#### GIVEN TASK
Records follow. Copy every line with "true".
»»
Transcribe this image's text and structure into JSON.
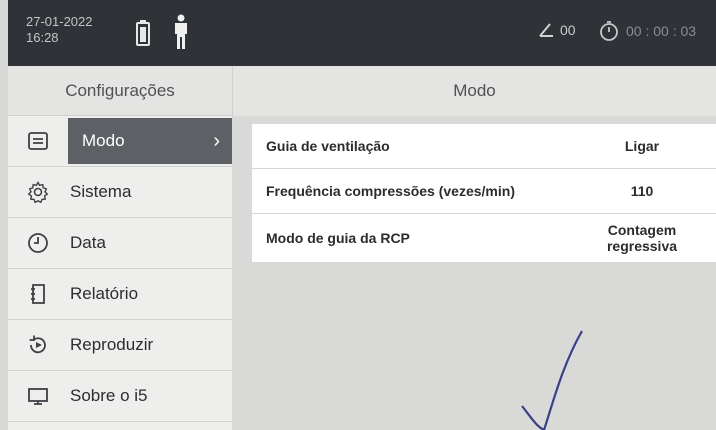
{
  "status_bar": {
    "date": "27-01-2022",
    "time": "16:28",
    "angle_value": "00",
    "timer_value": "00 : 00 : 03"
  },
  "left_panel": {
    "header": "Configurações",
    "items": [
      {
        "label": "Modo",
        "icon": "list-icon",
        "active": true
      },
      {
        "label": "Sistema",
        "icon": "gear-icon",
        "active": false
      },
      {
        "label": "Data",
        "icon": "clock-icon",
        "active": false
      },
      {
        "label": "Relatório",
        "icon": "report-icon",
        "active": false
      },
      {
        "label": "Reproduzir",
        "icon": "replay-icon",
        "active": false
      },
      {
        "label": "Sobre o i5",
        "icon": "monitor-icon",
        "active": false
      }
    ]
  },
  "right_panel": {
    "header": "Modo",
    "settings": [
      {
        "label": "Guia de ventilação",
        "value": "Ligar"
      },
      {
        "label": "Frequência compressões (vezes/min)",
        "value": "110"
      },
      {
        "label": "Modo de guia da RCP",
        "value": "Contagem regressiva"
      }
    ]
  },
  "colors": {
    "active_item_bg": "#5d6166",
    "status_bar_bg": "#2f3236",
    "panel_bg": "#eeeeec"
  }
}
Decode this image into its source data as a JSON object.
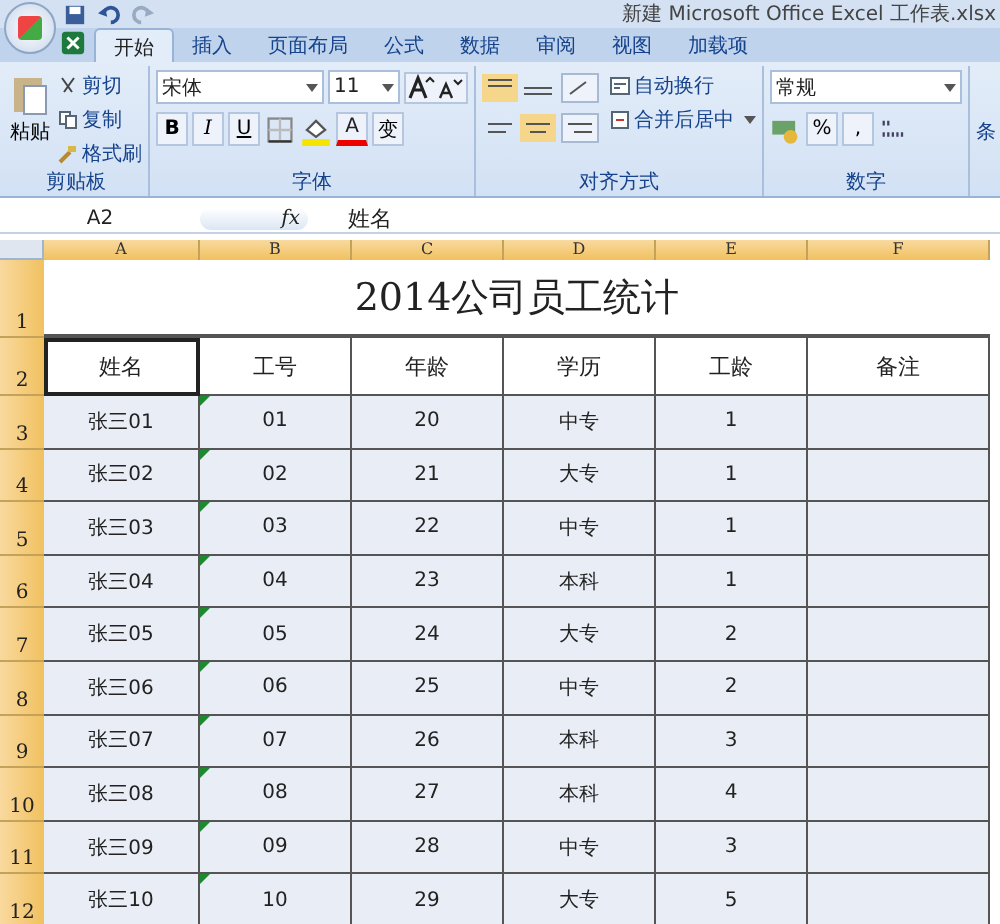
{
  "window": {
    "title": "新建 Microsoft Office Excel 工作表.xlsx"
  },
  "tabs": [
    {
      "label": "开始",
      "selected": true
    },
    {
      "label": "插入",
      "selected": false
    },
    {
      "label": "页面布局",
      "selected": false
    },
    {
      "label": "公式",
      "selected": false
    },
    {
      "label": "数据",
      "selected": false
    },
    {
      "label": "审阅",
      "selected": false
    },
    {
      "label": "视图",
      "selected": false
    },
    {
      "label": "加载项",
      "selected": false
    }
  ],
  "clipboard": {
    "label": "剪贴板",
    "paste": "粘贴",
    "cut": "剪切",
    "copy": "复制",
    "format_painter": "格式刷"
  },
  "font": {
    "label": "字体",
    "family": "宋体",
    "size": "11",
    "bold": "B",
    "italic": "I",
    "underline": "U",
    "color_letter": "A",
    "phonetic": "变"
  },
  "alignment": {
    "label": "对齐方式",
    "wrap": "自动换行",
    "merge": "合并后居中"
  },
  "number": {
    "label": "数字",
    "format": "常规",
    "percent": "%",
    "comma": ","
  },
  "styles": {
    "label": "条"
  },
  "formula_bar": {
    "name_box": "A2",
    "fx": "fx",
    "value": "姓名"
  },
  "sheet": {
    "columns": [
      "A",
      "B",
      "C",
      "D",
      "E",
      "F"
    ],
    "title": "2014公司员工统计",
    "headers": [
      "姓名",
      "工号",
      "年龄",
      "学历",
      "工龄",
      "备注"
    ],
    "rows": [
      [
        "张三01",
        "01",
        "20",
        "中专",
        "1",
        ""
      ],
      [
        "张三02",
        "02",
        "21",
        "大专",
        "1",
        ""
      ],
      [
        "张三03",
        "03",
        "22",
        "中专",
        "1",
        ""
      ],
      [
        "张三04",
        "04",
        "23",
        "本科",
        "1",
        ""
      ],
      [
        "张三05",
        "05",
        "24",
        "大专",
        "2",
        ""
      ],
      [
        "张三06",
        "06",
        "25",
        "中专",
        "2",
        ""
      ],
      [
        "张三07",
        "07",
        "26",
        "本科",
        "3",
        ""
      ],
      [
        "张三08",
        "08",
        "27",
        "本科",
        "4",
        ""
      ],
      [
        "张三09",
        "09",
        "28",
        "中专",
        "3",
        ""
      ],
      [
        "张三10",
        "10",
        "29",
        "大专",
        "5",
        ""
      ]
    ],
    "row_numbers": [
      "1",
      "2",
      "3",
      "4",
      "5",
      "6",
      "7",
      "8",
      "9",
      "10",
      "11",
      "12"
    ]
  }
}
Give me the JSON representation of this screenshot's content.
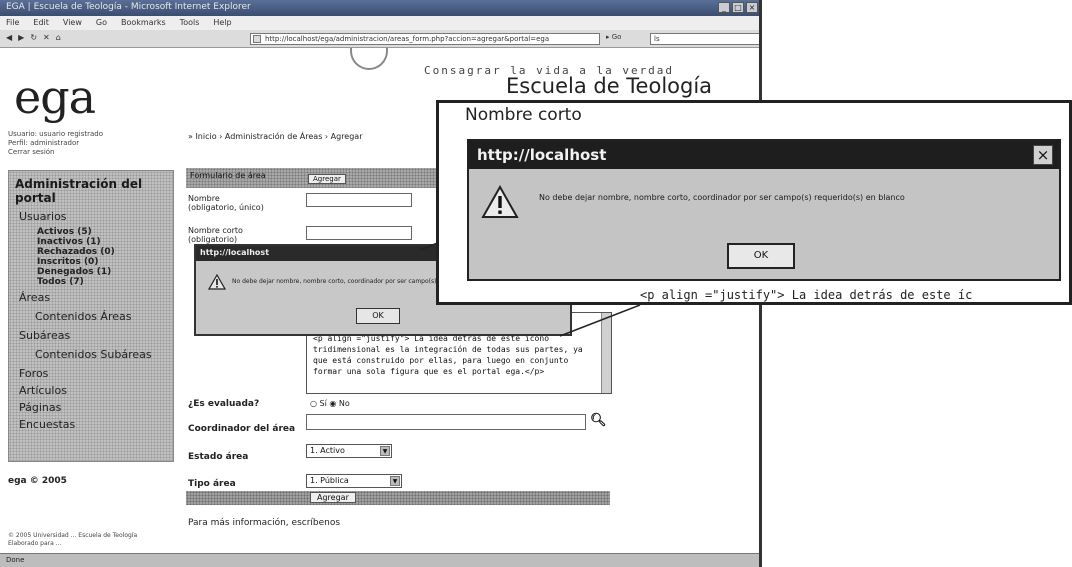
{
  "window": {
    "title": "EGA | Escuela de Teología - Microsoft Internet Explorer",
    "buttons": [
      "_",
      "□",
      "×"
    ]
  },
  "menubar": [
    "File",
    "Edit",
    "View",
    "Go",
    "Bookmarks",
    "Tools",
    "Help"
  ],
  "toolbar": {
    "address": "http://localhost/ega/administracion/areas_form.php?accion=agregar&portal=ega",
    "go_label": "Go",
    "search_placeholder": "ls"
  },
  "header": {
    "logo": "ega",
    "motto": "Consagrar la vida a la verdad",
    "school": "Escuela de Teología"
  },
  "user_info": [
    "Usuario: usuario registrado",
    "Perfil: administrador",
    "Cerrar sesión"
  ],
  "breadcrumb": "» Inicio › Administración de Áreas › Agregar",
  "sidebar": {
    "title": "Administración del portal",
    "usuarios": "Usuarios",
    "user_counts": [
      "Activos (5)",
      "Inactivos (1)",
      "Rechazados (0)",
      "Inscritos (0)",
      "Denegados (1)",
      "Todos (7)"
    ],
    "areas": "Áreas",
    "contenidos_areas": "Contenidos Áreas",
    "subareas": "Subáreas",
    "contenidos_subareas": "Contenidos Subáreas",
    "foros": "Foros",
    "articulos": "Artículos",
    "paginas": "Páginas",
    "encuestas": "Encuestas"
  },
  "footer_left": "ega © 2005",
  "form": {
    "header_label": "Formulario de área",
    "header_button": "Agregar",
    "nombre_label": "Nombre",
    "nombre_hint": "(obligatorio, único)",
    "nombre_corto_label": "Nombre corto",
    "nombre_corto_hint": "(obligatorio)",
    "descripcion_text": "<p align =\"justify\"> La idea detrás de este ícono tridimensional es la integración de todas sus partes, ya que está construido por ellas, para luego en conjunto formar una sola figura que es el portal ega.</p>",
    "evaluada_label": "¿Es evaluada?",
    "evaluada_si": "Sí",
    "evaluada_no": "No",
    "coordinador_label": "Coordinador del área",
    "estado_label": "Estado área",
    "estado_value": "1. Activo",
    "tipo_label": "Tipo área",
    "tipo_value": "1. Pública",
    "submit": "Agregar"
  },
  "more_info": "Para más información, escríbenos",
  "copyright": [
    "© 2005 Universidad ... Escuela de Teología",
    "Elaborado para ..."
  ],
  "statusbar": "Done",
  "dialog_small": {
    "title": "http://localhost",
    "message": "No debe dejar nombre, nombre corto, coordinador por ser campo(s) requerido(s) en blanco",
    "ok": "OK"
  },
  "callout": {
    "nombre_corto": "Nombre corto",
    "dialog_title": "http://localhost",
    "close": "×",
    "message": "No debe dejar nombre, nombre corto, coordinador por ser campo(s) requerido(s) en blanco",
    "ok": "OK",
    "code_line": "<p align =\"justify\"> La idea detrás de este íc"
  }
}
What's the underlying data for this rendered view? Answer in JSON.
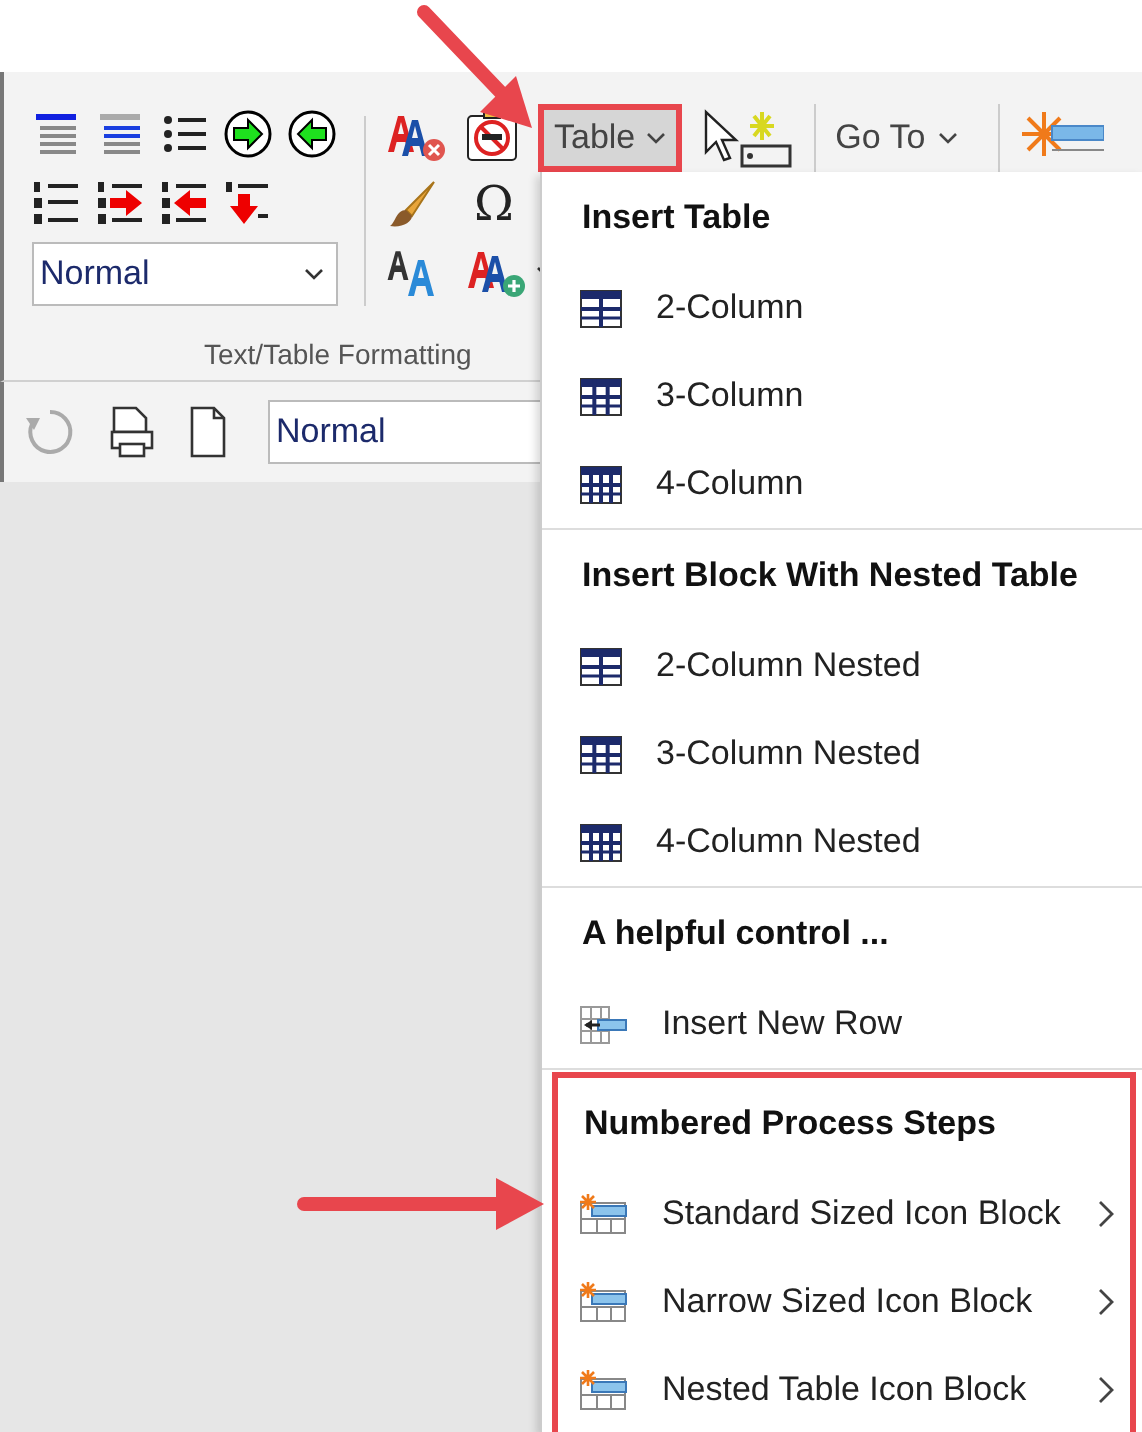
{
  "ribbon": {
    "style_select": {
      "value": "Normal"
    },
    "symbol_button": {
      "label": "Ω"
    },
    "group_label": "Text/Table Formatting",
    "table_button": {
      "label": "Table",
      "expanded": true,
      "highlighted": true
    },
    "goto_button": {
      "label": "Go To"
    }
  },
  "quick_bar": {
    "style_field": {
      "value": "Normal"
    }
  },
  "menu": {
    "sections": [
      {
        "heading": "Insert Table",
        "highlighted": false,
        "items": [
          {
            "label": "2-Column",
            "kind": "table2",
            "submenu": false
          },
          {
            "label": "3-Column",
            "kind": "table3",
            "submenu": false
          },
          {
            "label": "4-Column",
            "kind": "table4",
            "submenu": false
          }
        ]
      },
      {
        "heading": "Insert Block With Nested Table",
        "highlighted": false,
        "items": [
          {
            "label": "2-Column Nested",
            "kind": "table2",
            "submenu": false
          },
          {
            "label": "3-Column Nested",
            "kind": "table3",
            "submenu": false
          },
          {
            "label": "4-Column Nested",
            "kind": "table4",
            "submenu": false
          }
        ]
      },
      {
        "heading": "A helpful control ...",
        "highlighted": false,
        "items": [
          {
            "label": "Insert New Row",
            "kind": "insert-row",
            "submenu": false
          }
        ]
      },
      {
        "heading": "Numbered Process Steps",
        "highlighted": true,
        "items": [
          {
            "label": "Standard Sized Icon Block",
            "kind": "process",
            "submenu": true
          },
          {
            "label": "Narrow Sized Icon Block",
            "kind": "process",
            "submenu": true
          },
          {
            "label": "Nested Table Icon Block",
            "kind": "process",
            "submenu": true
          }
        ]
      }
    ]
  }
}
««
#### TASK OUTPUT
        "active": true
      "selected": true
      "expanded": true,
      "highlighted": true
        "highlighted": true,
            "submenu": true
            "submenu": true
            "submenu": true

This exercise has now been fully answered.